*** EXCERPTED RECORDS

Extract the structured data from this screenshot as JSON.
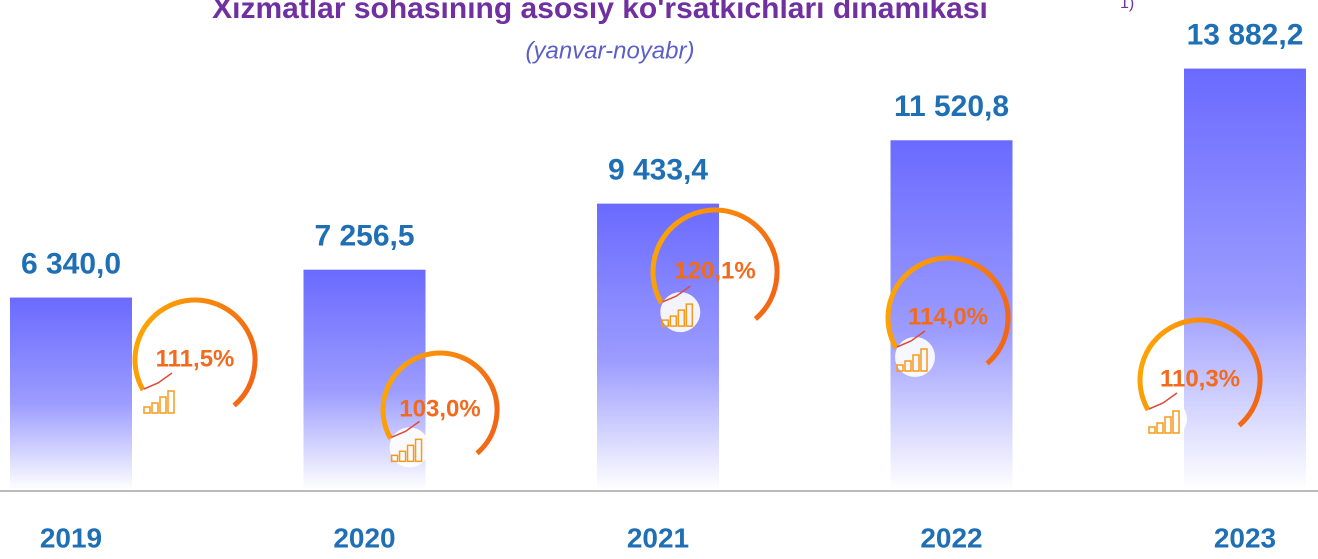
{
  "chart_data": {
    "type": "bar",
    "title": "Xizmatlar sohasining asosiy ko'rsatkichlari dinamikasi",
    "title_note": "1)",
    "subtitle": "(yanvar-noyabr)",
    "categories": [
      "2019",
      "2020",
      "2021",
      "2022",
      "2023"
    ],
    "values": [
      6340.0,
      7256.5,
      9433.4,
      11520.8,
      13882.2
    ],
    "value_labels": [
      "6 340,0",
      "7 256,5",
      "9 433,4",
      "11 520,8",
      "13 882,2"
    ],
    "growth": {
      "values": [
        111.5,
        103.0,
        120.1,
        114.0,
        110.3
      ],
      "value_labels": [
        "111,5%",
        "103,0%",
        "120,1%",
        "114,0%",
        "110,3%"
      ]
    },
    "color": "#6a6aff",
    "ylim": [
      0,
      14000
    ]
  }
}
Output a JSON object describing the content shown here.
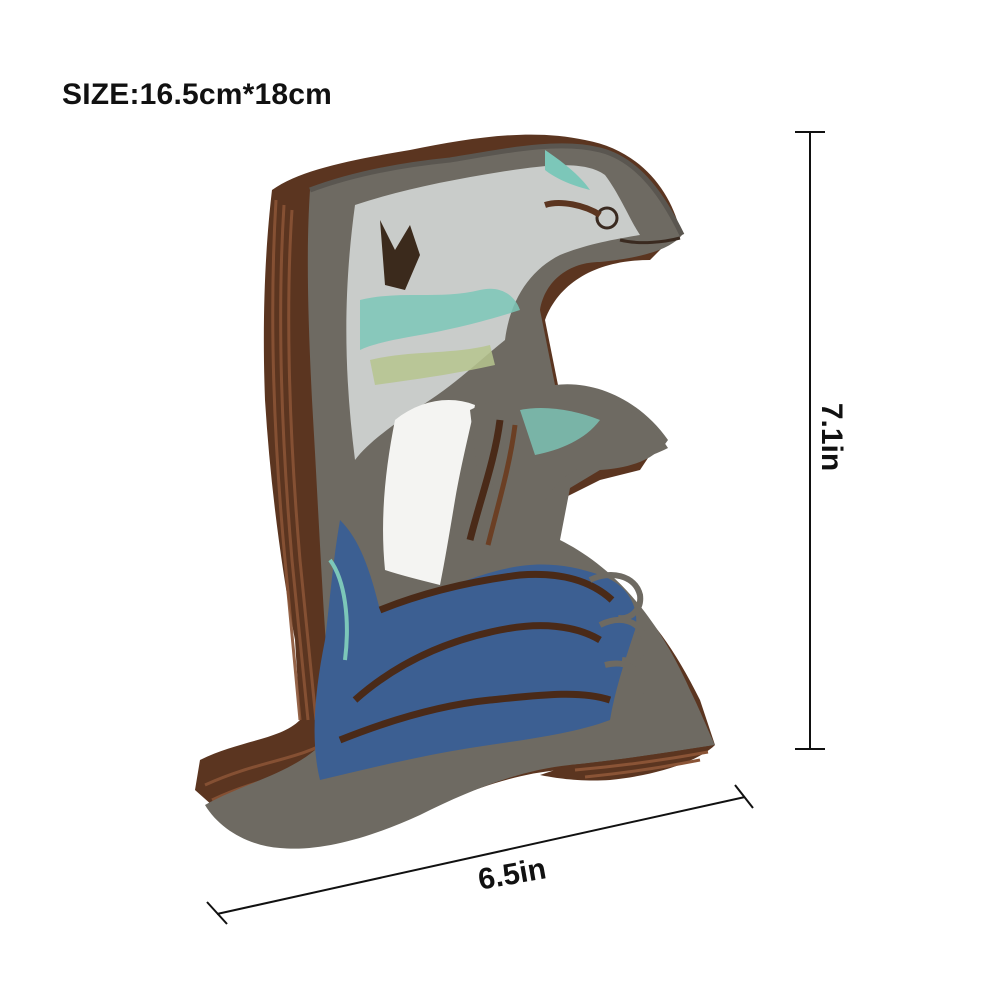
{
  "size_label": "SIZE:16.5cm*18cm",
  "dimensions": {
    "height": "7.1in",
    "width": "6.5in"
  },
  "product": {
    "subject": "layered wooden dolphin figure on waves",
    "colors": {
      "wood_edge": "#6b3f24",
      "wood_dark": "#4a2a18",
      "gray_face": "#6e6a62",
      "sea_blue": "#3c5f92",
      "teal": "#7cc7b9",
      "sky": "#c9ccca"
    }
  }
}
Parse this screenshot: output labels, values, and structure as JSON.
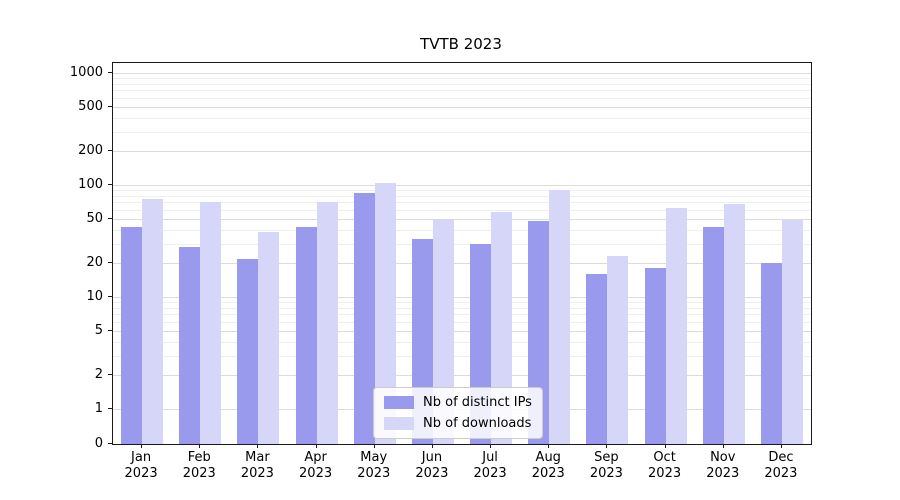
{
  "title": "TVTB 2023",
  "chart_data": {
    "type": "bar",
    "title": "TVTB 2023",
    "xlabel": "",
    "ylabel": "",
    "yscale": "symlog",
    "grid": true,
    "legend_position": "lower center",
    "ylim": [
      0,
      1200
    ],
    "yticks": [
      0,
      1,
      2,
      5,
      10,
      20,
      50,
      100,
      200,
      500,
      1000
    ],
    "minor_gridlines": [
      3,
      4,
      6,
      7,
      8,
      9,
      30,
      40,
      60,
      70,
      80,
      90,
      300,
      400,
      600,
      700,
      800,
      900
    ],
    "categories": [
      "Jan 2023",
      "Feb 2023",
      "Mar 2023",
      "Apr 2023",
      "May 2023",
      "Jun 2023",
      "Jul 2023",
      "Aug 2023",
      "Sep 2023",
      "Oct 2023",
      "Nov 2023",
      "Dec 2023"
    ],
    "series": [
      {
        "name": "Nb of distinct IPs",
        "color": "#9999ee",
        "values": [
          42,
          28,
          22,
          42,
          85,
          33,
          30,
          48,
          16,
          18,
          42,
          20
        ]
      },
      {
        "name": "Nb of downloads",
        "color": "#d6d6f8",
        "values": [
          75,
          70,
          38,
          70,
          105,
          50,
          57,
          90,
          23,
          62,
          68,
          49
        ]
      }
    ]
  }
}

******

## EXERCISE BRIEF
Images in the records should not be copied. Repeat all the rest exactly.

## FULL ANSWER
Extract the structured data from this screenshot as JSON.
{
  "chart_data": {
    "type": "bar",
    "title": "Xizmatlar sohasining asosiy ko'rsatkichlari dinamikasi",
    "title_note": "1)",
    "subtitle": "(yanvar-noyabr)",
    "categories": [
      "2019",
      "2020",
      "2021",
      "2022",
      "2023"
    ],
    "values": [
      6340.0,
      7256.5,
      9433.4,
      11520.8,
      13882.2
    ],
    "value_labels": [
      "6 340,0",
      "7 256,5",
      "9 433,4",
      "11 520,8",
      "13 882,2"
    ],
    "growth": {
      "values": [
        111.5,
        103.0,
        120.1,
        114.0,
        110.3
      ],
      "value_labels": [
        "111,5%",
        "103,0%",
        "120,1%",
        "114,0%",
        "110,3%"
      ]
    },
    "color": "#6a6aff",
    "ylim": [
      0,
      14000
    ]
  }
}
Output a JSON object describing the content shown here.
{
  "size_label": "SIZE:16.5cm*18cm",
  "dimensions": {
    "height": "7.1in",
    "width": "6.5in"
  },
  "product": {
    "subject": "layered wooden dolphin figure on waves",
    "colors": {
      "wood_edge": "#6b3f24",
      "wood_dark": "#4a2a18",
      "gray_face": "#6e6a62",
      "sea_blue": "#3c5f92",
      "teal": "#7cc7b9",
      "sky": "#c9ccca"
    }
  }
}
Parse this screenshot: output labels, values, and structure as JSON.
{
  "title": "TVTB 2023",
  "chart_data": {
    "type": "bar",
    "title": "TVTB 2023",
    "xlabel": "",
    "ylabel": "",
    "yscale": "symlog",
    "grid": true,
    "legend_position": "lower center",
    "ylim": [
      0,
      1200
    ],
    "yticks": [
      0,
      1,
      2,
      5,
      10,
      20,
      50,
      100,
      200,
      500,
      1000
    ],
    "minor_gridlines": [
      3,
      4,
      6,
      7,
      8,
      9,
      30,
      40,
      60,
      70,
      80,
      90,
      300,
      400,
      600,
      700,
      800,
      900
    ],
    "categories": [
      "Jan 2023",
      "Feb 2023",
      "Mar 2023",
      "Apr 2023",
      "May 2023",
      "Jun 2023",
      "Jul 2023",
      "Aug 2023",
      "Sep 2023",
      "Oct 2023",
      "Nov 2023",
      "Dec 2023"
    ],
    "series": [
      {
        "name": "Nb of distinct IPs",
        "color": "#9999ee",
        "values": [
          42,
          28,
          22,
          42,
          85,
          33,
          30,
          48,
          16,
          18,
          42,
          20
        ]
      },
      {
        "name": "Nb of downloads",
        "color": "#d6d6f8",
        "values": [
          75,
          70,
          38,
          70,
          105,
          50,
          57,
          90,
          23,
          62,
          68,
          49
        ]
      }
    ]
  }
}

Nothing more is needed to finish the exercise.